Il y a donc lieu de distinguer, quand on parle des prophètes d’Israël, leur rôle historique, leur action directe et prolongée sur les destinées de leur peuple, et leurs écrits, qui font aujourd’hui partie du recueil sacré du monde juif et chrétien. Il y a là deux sources d’information qui s’éclairent et se rectifient mutuellement ; mais évidemment la seconde, les écrits des prophètes eux-mêmes, nous met bien plus que la première en face de la réalité qu’il s’agit d’étudier, Si nous connaissions du prophétisme seulement ce que les chroniques nous racontent des prophètes, il nous serait fort difficile d’en tirer autre chose que des notions confuses et même contradictoires. Le malheur est que l’opinion commune n’est guère fondée que sur ces notions vagues. En particulier on ne comprendrait jamais la puissance morale du prophétisme en Israël, cette puissance qu’on ne saurait exagérer, car de tous les éléments combinés dans l’histoire du peuple hébreu le prophétisme est sans contredit le plus original et le plus vigoureux. À plusieurs reprises, il sauve ce peuple d’une ruine qui, sans lui, eût été irrémédiable, et d’après Jésus lui-même l’Évangile est l’accomplissement, le fruit suprême du prophétisme.

**Données extraites:**
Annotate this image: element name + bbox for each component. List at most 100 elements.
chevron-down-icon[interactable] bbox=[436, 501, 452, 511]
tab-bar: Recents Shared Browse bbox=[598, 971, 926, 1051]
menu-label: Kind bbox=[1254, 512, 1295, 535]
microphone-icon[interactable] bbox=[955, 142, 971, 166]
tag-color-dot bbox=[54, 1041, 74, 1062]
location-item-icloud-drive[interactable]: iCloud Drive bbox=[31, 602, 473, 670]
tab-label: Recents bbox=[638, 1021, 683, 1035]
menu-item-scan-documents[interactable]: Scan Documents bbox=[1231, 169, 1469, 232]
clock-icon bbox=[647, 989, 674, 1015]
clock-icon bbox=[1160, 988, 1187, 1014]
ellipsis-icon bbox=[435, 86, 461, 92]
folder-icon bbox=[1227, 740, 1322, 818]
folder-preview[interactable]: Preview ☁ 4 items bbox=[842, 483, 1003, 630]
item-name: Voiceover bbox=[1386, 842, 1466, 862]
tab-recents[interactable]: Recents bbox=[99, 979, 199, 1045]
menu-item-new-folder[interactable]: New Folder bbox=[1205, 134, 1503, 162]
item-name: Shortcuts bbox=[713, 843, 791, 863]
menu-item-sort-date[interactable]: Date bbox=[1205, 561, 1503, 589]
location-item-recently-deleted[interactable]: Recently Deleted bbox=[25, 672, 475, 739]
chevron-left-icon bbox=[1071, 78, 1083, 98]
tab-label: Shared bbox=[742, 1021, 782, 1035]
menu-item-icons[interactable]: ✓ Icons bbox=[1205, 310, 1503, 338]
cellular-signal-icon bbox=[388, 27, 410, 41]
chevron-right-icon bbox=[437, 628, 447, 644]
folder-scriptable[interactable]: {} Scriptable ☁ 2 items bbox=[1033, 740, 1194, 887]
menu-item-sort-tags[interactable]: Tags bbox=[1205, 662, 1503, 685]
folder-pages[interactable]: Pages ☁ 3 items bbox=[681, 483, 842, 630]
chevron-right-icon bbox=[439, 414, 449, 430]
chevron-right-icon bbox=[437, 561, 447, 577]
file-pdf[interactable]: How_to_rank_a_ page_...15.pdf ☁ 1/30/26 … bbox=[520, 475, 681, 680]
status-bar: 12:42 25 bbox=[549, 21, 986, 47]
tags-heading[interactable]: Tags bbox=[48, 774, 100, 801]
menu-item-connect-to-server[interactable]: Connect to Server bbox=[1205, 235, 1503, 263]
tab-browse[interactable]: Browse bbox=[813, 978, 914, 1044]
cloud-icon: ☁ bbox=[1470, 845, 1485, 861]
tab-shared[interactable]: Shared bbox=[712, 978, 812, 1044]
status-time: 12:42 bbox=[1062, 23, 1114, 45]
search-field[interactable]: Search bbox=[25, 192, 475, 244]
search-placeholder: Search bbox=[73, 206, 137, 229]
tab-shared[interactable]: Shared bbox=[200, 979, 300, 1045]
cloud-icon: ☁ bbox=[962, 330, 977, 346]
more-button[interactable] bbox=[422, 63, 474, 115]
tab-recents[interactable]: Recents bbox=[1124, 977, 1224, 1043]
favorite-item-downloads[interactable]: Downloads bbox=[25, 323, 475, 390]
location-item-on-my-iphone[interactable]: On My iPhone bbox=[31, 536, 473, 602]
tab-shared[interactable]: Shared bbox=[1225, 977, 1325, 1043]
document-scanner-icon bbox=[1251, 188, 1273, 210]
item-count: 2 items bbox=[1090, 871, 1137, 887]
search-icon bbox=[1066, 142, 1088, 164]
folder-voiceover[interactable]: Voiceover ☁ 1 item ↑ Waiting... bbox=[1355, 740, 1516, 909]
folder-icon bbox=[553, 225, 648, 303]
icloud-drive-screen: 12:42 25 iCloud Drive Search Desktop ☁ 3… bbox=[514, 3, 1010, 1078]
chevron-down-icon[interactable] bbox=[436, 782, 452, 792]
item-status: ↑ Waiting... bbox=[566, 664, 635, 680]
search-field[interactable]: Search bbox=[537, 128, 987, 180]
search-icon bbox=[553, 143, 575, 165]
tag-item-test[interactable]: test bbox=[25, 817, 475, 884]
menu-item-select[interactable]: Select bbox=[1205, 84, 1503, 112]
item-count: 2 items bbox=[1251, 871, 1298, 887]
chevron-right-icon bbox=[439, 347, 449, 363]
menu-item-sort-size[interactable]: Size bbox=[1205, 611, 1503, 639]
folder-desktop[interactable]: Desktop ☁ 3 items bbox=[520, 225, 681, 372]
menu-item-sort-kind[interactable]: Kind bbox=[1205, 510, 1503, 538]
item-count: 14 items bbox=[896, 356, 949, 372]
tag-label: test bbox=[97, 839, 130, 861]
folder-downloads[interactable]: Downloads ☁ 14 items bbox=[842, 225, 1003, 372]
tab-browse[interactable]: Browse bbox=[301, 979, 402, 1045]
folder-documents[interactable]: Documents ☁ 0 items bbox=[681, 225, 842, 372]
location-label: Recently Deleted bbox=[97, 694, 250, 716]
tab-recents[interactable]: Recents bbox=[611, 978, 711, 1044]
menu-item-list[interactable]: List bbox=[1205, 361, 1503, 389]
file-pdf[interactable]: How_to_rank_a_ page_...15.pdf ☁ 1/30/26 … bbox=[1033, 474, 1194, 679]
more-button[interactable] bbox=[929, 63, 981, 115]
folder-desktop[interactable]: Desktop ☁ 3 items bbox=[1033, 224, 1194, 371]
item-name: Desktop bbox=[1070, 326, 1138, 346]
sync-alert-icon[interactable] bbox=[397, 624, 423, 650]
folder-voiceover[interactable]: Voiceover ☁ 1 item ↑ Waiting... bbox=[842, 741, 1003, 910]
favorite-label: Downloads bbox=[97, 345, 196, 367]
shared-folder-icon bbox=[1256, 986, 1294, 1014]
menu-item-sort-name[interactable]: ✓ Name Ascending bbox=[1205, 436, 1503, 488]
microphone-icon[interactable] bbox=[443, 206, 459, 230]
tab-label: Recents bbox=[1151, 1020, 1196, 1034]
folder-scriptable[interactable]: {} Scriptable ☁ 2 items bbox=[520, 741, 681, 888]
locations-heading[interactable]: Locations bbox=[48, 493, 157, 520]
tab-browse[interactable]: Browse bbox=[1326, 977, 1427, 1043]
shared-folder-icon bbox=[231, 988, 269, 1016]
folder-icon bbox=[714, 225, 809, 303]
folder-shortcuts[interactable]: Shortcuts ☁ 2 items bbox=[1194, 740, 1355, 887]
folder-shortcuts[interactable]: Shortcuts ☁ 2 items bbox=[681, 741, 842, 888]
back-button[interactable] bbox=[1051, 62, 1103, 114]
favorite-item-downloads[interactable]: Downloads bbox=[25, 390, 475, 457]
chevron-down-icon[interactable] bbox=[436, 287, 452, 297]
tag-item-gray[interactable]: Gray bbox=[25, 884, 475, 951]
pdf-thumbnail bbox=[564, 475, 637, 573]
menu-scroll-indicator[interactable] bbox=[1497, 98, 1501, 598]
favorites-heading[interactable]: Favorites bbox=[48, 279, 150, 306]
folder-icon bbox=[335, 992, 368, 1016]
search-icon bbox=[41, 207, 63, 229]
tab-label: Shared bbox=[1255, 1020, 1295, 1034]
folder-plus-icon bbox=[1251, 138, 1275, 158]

**Problème à résoudre:** Rédigez la suite du passage sur les prophètes d’Israël, en reprenant immédiatement après sa dernière phrase.

**Réponse:**
En disant que le christianisme est l’accomplissement des prophéties, on oublie le plus souvent cette filiation spirituelle pour ne penser qu’à un rapport plus merveilleux et moins rationnel, On entend ordinairement par là que Jésus et l’église chrétienne ont

  1. On dit aussi très souvent Isaïe : le mot hébreu Jesahiahou, la traduction grecque de ce nom, Èsaias, se prêtent aussi bien à l’une qu’à l’autre leçon ; mais il faut préférer Ésaïe pour distinguer ce prophète d’un autre personnage également très connu dans l’histoire sainte, Isaï, père du roi David.